■ Problem description ■
Wherever "JSON" appears in a line, copy that line.

■ Exercise material ■
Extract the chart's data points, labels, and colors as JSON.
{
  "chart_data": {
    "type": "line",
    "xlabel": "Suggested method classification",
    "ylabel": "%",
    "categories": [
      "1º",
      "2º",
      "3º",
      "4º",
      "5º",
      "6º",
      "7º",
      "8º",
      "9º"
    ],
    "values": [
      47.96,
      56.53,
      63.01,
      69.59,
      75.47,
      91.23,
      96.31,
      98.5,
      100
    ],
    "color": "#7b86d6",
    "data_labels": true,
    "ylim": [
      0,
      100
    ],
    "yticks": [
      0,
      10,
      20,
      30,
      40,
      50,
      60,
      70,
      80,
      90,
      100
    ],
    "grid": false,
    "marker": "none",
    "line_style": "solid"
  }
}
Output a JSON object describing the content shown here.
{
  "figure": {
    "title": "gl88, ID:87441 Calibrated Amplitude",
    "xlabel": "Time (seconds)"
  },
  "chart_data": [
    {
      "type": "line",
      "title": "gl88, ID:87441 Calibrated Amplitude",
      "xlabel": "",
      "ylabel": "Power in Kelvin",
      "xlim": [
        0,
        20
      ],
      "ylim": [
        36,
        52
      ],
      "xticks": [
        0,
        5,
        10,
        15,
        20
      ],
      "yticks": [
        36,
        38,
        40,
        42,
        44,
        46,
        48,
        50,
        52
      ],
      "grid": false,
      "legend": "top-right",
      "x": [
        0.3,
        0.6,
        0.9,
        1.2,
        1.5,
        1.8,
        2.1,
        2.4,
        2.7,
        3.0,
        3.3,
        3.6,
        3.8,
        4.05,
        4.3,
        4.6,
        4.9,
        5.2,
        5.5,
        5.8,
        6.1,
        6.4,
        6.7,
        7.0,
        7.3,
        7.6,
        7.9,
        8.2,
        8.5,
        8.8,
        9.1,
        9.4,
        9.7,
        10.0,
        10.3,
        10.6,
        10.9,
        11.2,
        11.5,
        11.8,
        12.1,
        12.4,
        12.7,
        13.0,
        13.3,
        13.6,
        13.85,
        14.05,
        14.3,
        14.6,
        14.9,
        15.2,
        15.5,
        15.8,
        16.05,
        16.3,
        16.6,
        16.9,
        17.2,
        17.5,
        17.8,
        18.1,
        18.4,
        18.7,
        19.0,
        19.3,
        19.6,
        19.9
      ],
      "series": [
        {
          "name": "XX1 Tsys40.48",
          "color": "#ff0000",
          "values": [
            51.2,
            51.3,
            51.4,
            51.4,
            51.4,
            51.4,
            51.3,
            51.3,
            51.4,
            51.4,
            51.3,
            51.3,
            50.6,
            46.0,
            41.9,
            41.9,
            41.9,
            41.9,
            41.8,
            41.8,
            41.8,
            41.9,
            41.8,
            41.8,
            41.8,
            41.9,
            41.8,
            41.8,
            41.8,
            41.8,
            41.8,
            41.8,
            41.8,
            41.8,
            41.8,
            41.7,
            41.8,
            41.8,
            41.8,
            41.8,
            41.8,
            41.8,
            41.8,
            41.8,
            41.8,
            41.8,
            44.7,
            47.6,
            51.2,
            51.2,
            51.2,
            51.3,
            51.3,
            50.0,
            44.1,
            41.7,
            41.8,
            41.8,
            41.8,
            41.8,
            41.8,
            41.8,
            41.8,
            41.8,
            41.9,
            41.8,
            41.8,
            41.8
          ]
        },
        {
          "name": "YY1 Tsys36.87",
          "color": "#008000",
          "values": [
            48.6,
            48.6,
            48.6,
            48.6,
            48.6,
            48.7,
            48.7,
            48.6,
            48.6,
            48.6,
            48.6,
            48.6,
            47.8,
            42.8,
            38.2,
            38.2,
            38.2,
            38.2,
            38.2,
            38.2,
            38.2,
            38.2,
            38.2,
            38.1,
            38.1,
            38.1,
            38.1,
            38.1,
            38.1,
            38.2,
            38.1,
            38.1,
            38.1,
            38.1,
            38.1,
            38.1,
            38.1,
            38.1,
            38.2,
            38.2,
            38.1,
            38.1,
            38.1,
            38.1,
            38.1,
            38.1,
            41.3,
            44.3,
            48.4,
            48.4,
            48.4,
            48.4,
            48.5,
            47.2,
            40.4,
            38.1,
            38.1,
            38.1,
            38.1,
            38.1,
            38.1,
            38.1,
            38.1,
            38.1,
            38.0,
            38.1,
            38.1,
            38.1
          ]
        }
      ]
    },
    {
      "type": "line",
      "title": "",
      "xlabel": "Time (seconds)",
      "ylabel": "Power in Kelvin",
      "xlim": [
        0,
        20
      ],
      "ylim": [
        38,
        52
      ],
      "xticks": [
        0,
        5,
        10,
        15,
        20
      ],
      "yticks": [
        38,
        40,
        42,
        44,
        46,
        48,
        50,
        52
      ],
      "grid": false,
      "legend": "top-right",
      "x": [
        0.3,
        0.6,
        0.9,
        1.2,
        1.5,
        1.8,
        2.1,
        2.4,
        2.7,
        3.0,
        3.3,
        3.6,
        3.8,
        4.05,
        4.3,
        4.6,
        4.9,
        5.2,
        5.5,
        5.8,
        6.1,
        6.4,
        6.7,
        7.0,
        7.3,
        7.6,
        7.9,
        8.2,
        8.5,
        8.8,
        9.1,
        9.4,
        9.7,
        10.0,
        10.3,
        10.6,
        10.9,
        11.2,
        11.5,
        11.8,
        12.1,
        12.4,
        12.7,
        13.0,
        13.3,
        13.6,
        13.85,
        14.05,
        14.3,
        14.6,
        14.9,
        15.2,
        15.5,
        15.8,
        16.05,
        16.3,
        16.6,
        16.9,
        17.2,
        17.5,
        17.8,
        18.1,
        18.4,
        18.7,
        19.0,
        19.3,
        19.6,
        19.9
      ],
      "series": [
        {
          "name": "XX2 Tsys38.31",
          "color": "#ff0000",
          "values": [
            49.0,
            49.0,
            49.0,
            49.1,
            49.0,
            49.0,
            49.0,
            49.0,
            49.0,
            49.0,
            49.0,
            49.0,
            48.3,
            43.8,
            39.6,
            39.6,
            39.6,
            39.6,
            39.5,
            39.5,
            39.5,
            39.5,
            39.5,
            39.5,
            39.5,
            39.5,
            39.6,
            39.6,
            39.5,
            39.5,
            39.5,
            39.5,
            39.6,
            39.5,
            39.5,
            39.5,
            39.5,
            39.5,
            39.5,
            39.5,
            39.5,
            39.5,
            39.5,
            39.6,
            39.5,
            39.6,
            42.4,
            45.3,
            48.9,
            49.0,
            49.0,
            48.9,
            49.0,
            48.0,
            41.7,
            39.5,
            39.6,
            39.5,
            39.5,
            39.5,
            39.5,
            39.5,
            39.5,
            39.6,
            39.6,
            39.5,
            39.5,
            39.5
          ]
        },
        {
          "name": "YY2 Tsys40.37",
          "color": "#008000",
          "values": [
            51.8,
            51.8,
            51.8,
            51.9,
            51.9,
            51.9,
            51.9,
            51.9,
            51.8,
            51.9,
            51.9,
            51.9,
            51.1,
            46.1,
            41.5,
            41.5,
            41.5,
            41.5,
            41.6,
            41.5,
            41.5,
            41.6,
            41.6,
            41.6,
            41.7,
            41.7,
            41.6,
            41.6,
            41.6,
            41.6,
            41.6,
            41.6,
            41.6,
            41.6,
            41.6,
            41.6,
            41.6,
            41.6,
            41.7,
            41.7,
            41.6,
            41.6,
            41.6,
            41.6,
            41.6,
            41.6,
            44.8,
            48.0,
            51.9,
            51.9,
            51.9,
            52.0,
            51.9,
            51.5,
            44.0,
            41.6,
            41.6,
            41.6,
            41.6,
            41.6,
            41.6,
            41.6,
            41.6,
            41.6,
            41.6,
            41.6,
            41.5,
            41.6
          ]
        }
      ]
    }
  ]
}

■ Solution to this exercise ■
Extract the chart's data points, labels, and colors as JSON.
Output a JSON object describing the content shown here.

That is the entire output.